__REQUIRED TASK__. Reproduce the records verbatim, starting with the line containing "Text: N: N <box>243 122 255 137</box>" and continuing through the line containing "416px × 269px.", with both of those lines included.
[START OF EXTRACTED MATERIAL]
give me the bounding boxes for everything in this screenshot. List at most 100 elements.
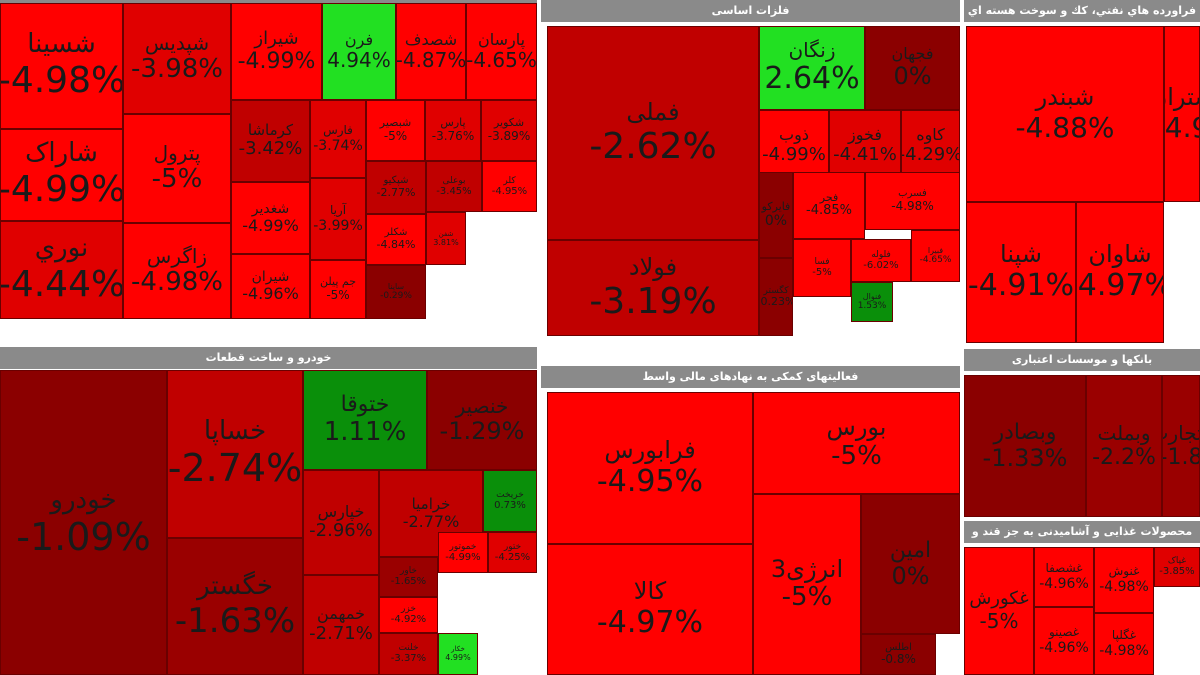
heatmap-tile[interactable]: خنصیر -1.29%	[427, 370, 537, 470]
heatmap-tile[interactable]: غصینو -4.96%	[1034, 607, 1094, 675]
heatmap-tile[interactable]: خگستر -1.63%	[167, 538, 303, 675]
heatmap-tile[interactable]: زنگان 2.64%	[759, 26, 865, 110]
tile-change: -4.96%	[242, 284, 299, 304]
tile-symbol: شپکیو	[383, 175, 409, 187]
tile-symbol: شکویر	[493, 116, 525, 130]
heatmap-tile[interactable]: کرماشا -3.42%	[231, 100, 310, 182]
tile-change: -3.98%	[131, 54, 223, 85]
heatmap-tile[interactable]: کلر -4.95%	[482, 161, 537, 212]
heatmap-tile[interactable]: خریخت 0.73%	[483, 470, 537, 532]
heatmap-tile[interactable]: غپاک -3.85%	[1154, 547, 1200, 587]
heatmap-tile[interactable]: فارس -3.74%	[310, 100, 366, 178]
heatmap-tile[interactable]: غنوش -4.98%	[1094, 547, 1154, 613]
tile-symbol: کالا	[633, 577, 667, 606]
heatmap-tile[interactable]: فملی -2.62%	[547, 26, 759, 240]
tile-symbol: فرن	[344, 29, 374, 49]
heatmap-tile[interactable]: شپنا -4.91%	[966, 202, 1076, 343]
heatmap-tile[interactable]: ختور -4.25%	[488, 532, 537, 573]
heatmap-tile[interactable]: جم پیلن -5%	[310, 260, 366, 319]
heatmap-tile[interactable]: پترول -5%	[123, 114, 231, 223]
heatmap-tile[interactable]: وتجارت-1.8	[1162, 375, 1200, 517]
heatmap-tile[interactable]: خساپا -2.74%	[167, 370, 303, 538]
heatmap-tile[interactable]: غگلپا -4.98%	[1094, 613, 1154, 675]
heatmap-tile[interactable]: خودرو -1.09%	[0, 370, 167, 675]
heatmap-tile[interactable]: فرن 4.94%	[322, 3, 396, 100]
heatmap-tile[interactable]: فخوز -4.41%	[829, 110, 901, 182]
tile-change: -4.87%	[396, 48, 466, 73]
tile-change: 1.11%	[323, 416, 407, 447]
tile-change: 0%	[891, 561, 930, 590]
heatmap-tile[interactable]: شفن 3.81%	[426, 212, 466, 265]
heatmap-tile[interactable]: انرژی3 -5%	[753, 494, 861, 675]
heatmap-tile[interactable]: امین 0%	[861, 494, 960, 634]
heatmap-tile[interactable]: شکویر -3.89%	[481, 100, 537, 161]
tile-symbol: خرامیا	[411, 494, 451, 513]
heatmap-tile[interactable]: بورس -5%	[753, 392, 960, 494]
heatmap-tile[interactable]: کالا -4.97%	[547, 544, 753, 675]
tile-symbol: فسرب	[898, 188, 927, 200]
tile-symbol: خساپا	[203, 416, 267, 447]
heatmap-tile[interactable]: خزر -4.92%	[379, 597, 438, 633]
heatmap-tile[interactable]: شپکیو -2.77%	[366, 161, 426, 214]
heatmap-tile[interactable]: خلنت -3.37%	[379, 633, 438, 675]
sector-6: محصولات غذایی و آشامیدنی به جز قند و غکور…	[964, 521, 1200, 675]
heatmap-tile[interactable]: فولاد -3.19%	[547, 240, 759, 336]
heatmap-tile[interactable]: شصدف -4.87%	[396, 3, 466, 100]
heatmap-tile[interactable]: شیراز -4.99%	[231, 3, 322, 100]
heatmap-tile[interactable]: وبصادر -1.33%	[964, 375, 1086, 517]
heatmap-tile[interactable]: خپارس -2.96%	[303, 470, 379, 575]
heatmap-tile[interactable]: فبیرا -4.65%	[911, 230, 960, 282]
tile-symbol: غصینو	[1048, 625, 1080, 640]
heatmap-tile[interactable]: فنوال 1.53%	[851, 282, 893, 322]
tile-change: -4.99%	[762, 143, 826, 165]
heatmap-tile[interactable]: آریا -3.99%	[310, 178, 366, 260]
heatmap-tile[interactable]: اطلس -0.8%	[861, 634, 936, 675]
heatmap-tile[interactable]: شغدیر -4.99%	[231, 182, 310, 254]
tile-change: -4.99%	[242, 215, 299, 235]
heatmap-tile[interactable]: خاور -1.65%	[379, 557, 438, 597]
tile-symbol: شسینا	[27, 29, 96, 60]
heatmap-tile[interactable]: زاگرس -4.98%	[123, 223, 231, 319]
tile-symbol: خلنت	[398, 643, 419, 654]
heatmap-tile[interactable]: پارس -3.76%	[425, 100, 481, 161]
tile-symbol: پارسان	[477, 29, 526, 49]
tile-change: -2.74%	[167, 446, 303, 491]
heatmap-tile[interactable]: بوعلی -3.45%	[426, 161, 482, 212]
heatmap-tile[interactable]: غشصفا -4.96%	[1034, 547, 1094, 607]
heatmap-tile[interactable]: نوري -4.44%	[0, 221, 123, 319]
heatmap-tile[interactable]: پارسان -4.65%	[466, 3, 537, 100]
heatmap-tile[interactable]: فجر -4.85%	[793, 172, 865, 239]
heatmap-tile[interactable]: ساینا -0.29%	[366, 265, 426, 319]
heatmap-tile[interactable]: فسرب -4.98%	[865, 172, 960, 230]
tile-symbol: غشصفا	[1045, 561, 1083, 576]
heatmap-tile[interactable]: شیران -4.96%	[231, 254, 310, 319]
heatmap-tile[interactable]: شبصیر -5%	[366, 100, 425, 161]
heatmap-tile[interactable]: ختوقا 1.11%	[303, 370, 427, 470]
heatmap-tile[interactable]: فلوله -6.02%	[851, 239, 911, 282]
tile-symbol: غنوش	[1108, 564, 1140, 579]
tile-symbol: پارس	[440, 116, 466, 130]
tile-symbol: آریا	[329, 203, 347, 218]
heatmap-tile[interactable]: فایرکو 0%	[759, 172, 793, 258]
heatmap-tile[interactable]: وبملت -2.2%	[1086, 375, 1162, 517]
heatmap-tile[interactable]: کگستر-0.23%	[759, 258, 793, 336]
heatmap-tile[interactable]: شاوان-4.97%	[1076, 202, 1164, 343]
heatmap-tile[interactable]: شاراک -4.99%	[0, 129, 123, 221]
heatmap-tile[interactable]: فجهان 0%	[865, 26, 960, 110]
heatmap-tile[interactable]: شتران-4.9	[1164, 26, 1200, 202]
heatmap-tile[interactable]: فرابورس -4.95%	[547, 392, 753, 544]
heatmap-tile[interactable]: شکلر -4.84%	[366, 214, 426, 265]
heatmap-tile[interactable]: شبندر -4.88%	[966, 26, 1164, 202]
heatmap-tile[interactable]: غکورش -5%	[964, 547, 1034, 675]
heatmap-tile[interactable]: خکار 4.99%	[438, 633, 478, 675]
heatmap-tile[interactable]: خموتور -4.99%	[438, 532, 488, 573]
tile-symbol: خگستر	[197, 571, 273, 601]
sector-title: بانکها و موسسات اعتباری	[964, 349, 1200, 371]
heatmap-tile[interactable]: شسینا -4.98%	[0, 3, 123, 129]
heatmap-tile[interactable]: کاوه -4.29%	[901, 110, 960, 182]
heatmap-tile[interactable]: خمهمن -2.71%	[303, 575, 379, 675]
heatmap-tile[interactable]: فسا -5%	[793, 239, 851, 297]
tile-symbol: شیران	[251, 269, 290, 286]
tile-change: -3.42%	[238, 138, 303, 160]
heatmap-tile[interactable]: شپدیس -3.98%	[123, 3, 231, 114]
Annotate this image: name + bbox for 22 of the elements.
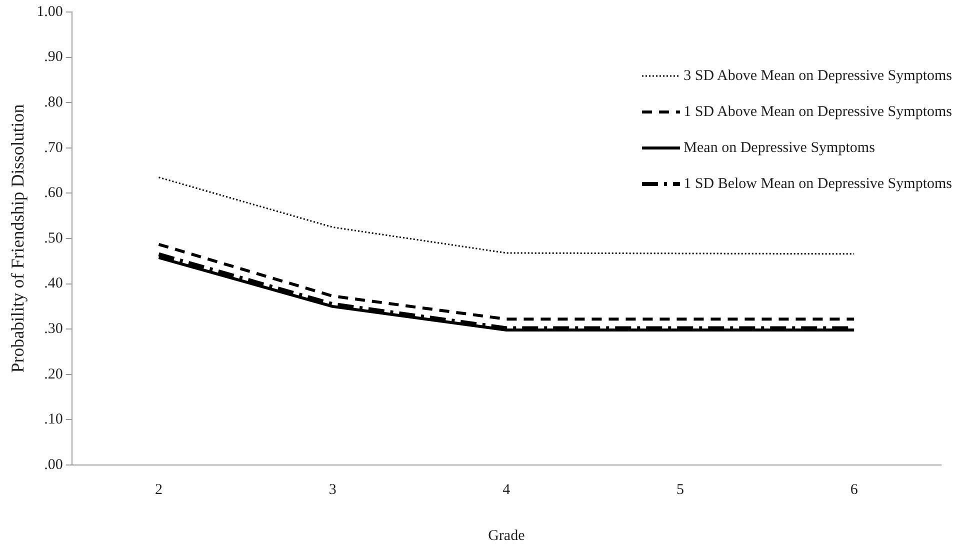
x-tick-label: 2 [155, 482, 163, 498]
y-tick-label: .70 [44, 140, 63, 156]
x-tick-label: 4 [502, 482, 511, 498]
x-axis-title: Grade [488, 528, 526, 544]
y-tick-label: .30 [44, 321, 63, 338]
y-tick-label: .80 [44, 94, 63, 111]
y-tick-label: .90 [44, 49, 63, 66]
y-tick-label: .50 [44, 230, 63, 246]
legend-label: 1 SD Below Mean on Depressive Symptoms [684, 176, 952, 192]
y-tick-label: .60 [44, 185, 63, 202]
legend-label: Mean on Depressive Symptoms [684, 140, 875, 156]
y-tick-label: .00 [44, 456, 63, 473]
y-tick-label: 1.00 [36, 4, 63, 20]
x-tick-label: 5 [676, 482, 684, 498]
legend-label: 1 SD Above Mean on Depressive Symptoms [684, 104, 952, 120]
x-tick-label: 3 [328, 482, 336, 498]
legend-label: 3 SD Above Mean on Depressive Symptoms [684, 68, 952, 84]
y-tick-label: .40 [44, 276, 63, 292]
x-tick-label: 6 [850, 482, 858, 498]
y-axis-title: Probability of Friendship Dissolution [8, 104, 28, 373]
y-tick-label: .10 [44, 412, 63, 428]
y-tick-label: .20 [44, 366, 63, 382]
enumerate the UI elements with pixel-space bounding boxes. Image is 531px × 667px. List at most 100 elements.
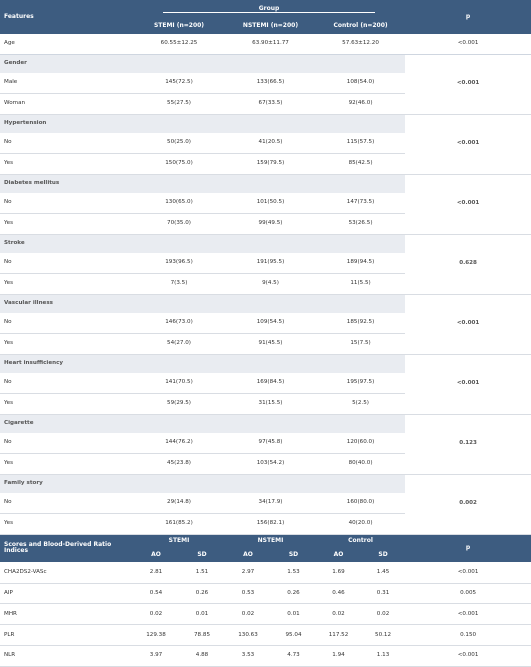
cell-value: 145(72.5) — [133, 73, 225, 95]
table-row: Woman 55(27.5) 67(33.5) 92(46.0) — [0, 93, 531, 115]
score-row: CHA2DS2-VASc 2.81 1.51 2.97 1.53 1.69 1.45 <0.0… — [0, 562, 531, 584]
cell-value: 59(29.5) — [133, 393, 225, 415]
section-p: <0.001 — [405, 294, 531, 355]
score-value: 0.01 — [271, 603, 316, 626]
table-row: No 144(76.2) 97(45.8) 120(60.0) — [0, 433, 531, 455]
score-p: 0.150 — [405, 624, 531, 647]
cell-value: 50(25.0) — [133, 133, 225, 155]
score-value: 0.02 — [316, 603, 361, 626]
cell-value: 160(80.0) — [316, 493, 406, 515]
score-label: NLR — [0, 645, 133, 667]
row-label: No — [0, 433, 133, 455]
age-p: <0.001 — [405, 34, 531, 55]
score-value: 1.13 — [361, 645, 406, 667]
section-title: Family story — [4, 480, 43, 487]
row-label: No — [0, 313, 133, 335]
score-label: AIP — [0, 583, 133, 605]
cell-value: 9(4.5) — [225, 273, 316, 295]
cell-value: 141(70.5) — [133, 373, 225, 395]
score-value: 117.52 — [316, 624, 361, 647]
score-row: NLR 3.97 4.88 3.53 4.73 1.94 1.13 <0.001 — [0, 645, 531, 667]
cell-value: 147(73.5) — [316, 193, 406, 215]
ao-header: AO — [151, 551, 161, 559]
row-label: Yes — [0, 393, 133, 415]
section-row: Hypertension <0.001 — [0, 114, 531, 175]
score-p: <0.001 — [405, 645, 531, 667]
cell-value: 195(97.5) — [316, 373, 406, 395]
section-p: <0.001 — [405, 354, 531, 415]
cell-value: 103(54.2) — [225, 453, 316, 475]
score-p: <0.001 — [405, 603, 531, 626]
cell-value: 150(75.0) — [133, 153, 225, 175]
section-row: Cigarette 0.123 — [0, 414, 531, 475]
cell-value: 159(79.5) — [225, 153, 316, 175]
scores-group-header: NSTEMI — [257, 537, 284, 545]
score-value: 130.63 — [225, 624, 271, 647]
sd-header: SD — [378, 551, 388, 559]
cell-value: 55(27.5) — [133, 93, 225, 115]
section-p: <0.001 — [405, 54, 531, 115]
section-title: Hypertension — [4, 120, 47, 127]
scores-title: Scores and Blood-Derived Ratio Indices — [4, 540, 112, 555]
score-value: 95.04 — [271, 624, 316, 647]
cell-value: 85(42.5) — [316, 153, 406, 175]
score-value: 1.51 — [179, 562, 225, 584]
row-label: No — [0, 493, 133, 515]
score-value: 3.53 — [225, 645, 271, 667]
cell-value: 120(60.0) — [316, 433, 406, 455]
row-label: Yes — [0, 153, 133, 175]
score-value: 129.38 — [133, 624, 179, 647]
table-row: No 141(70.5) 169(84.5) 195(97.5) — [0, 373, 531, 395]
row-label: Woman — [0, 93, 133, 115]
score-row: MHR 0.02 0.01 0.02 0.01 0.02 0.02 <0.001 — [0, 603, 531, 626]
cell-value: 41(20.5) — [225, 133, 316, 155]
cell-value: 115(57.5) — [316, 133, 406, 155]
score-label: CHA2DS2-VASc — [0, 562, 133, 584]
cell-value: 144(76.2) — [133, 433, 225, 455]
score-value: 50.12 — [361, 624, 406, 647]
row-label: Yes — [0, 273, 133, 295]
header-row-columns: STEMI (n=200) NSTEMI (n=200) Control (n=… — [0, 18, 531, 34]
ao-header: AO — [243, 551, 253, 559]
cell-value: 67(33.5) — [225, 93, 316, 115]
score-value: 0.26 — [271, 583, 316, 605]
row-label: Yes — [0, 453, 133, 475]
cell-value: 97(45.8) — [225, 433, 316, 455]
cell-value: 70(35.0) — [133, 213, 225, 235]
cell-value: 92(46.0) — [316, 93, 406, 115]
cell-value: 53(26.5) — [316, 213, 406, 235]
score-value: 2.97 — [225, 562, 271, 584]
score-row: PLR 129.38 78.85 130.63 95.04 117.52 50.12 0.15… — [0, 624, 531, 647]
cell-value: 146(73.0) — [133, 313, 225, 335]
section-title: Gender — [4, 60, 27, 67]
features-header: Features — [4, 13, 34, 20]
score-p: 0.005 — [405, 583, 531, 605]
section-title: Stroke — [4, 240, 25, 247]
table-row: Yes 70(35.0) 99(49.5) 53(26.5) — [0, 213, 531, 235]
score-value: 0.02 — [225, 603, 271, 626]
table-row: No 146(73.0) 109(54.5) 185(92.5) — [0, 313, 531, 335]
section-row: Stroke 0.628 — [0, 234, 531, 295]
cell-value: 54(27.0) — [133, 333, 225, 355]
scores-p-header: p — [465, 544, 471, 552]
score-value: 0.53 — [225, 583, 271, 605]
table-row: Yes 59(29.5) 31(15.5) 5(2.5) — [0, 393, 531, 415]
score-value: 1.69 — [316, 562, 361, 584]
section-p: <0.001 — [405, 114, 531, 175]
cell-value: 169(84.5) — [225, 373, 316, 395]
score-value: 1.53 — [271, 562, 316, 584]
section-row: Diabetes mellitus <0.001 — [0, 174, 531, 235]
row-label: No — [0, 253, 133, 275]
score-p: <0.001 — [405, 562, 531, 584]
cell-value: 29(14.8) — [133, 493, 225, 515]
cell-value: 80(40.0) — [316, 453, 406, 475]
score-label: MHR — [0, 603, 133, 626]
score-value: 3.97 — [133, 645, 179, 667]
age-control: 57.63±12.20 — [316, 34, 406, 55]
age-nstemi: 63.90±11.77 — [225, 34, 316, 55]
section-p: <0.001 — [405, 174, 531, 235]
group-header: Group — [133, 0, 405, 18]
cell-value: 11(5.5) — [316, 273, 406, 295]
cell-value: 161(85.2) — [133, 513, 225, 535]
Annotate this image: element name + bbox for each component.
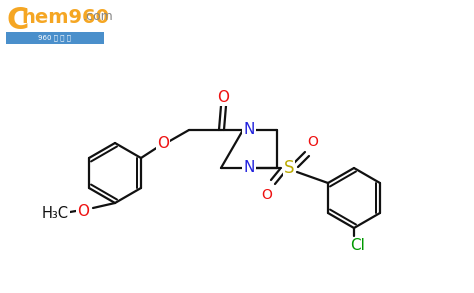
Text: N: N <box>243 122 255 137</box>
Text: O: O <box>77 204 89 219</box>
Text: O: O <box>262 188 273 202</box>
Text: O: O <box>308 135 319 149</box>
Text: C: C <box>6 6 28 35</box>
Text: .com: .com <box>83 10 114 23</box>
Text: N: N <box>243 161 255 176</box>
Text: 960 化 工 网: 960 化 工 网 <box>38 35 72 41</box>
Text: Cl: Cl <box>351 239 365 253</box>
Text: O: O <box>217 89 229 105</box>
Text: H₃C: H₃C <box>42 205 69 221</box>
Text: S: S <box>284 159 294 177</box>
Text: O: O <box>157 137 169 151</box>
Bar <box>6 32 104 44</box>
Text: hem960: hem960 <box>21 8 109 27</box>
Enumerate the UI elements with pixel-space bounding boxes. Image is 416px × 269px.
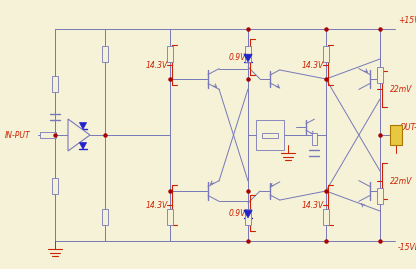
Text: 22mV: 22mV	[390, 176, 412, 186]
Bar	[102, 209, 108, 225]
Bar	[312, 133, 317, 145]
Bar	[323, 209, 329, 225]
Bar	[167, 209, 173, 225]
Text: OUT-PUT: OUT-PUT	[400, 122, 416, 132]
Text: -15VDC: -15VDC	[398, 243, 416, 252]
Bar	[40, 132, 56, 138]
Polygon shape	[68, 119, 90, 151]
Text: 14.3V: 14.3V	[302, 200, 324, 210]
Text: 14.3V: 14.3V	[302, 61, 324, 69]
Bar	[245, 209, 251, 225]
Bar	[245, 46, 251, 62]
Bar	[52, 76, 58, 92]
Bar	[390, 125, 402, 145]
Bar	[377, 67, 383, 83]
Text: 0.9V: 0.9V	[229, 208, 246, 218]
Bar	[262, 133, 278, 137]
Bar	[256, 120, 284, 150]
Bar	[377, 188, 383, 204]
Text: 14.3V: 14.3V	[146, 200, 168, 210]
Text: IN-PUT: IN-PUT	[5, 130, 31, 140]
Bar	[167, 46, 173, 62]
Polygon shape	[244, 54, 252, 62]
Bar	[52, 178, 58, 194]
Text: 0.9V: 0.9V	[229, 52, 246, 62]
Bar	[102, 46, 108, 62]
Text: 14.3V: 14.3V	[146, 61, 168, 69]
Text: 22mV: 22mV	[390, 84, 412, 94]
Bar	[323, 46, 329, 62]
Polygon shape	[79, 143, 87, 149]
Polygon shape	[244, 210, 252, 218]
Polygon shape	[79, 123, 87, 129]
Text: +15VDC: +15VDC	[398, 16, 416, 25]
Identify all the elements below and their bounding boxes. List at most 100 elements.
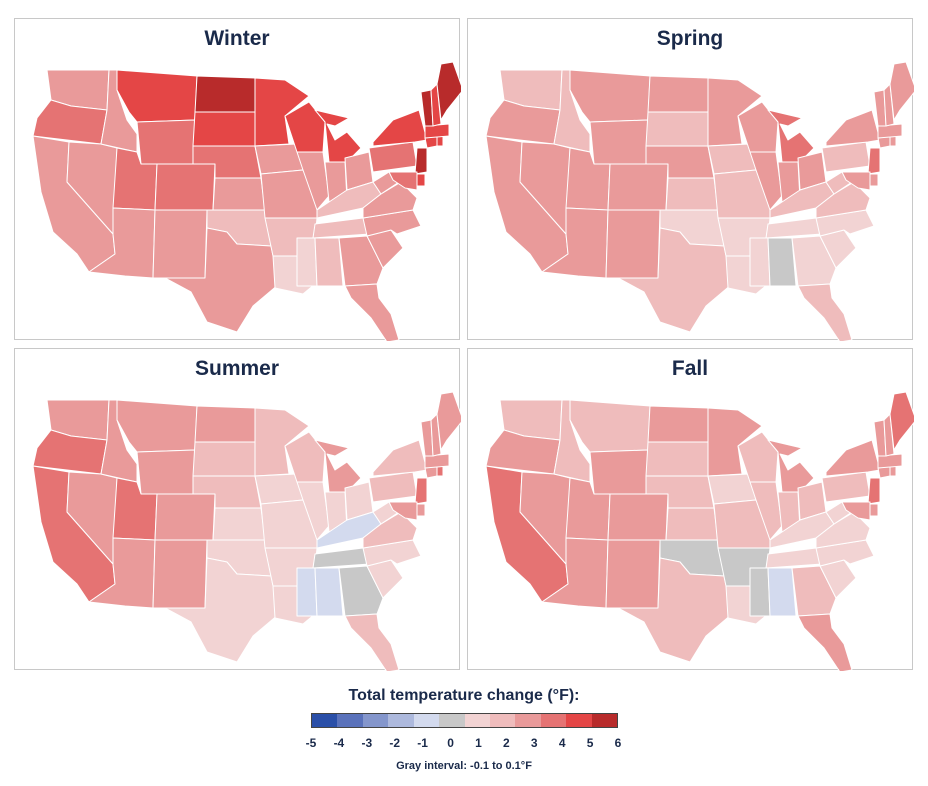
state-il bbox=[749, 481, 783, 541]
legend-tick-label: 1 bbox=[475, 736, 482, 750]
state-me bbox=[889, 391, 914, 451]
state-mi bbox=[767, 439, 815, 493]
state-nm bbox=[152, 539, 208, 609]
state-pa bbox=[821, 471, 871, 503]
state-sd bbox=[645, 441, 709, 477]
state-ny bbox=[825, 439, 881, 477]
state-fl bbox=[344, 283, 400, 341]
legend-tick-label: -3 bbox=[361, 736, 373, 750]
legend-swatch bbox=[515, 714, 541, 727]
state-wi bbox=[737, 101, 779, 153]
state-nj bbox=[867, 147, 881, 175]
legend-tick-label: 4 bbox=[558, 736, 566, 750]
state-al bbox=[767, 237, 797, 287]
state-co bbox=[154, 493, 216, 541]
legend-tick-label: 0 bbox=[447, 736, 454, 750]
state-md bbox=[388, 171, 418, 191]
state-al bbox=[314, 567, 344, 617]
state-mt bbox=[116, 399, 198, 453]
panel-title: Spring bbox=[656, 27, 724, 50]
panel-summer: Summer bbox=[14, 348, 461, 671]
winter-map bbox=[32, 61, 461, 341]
[END OF EXTRACTED MATERIAL]
__SOLUTION__.
Text: N: N <box>243 122 255 137</box>
Text: O: O <box>77 204 89 219</box>
Text: O: O <box>262 188 273 202</box>
Text: O: O <box>308 135 319 149</box>
Text: C: C <box>6 6 28 35</box>
Text: .com: .com <box>83 10 114 23</box>
Text: N: N <box>243 161 255 176</box>
Text: 960 化 工 网: 960 化 工 网 <box>38 35 72 41</box>
Text: Cl: Cl <box>351 239 365 253</box>
Text: O: O <box>217 89 229 105</box>
Text: H₃C: H₃C <box>42 205 69 221</box>
Text: S: S <box>284 159 294 177</box>
Text: O: O <box>157 137 169 151</box>
Bar <box>6 32 104 44</box>
Text: hem960: hem960 <box>21 8 109 27</box>
Enumerate the UI elements with pixel-space bounding boxes. Image is 416px × 269px.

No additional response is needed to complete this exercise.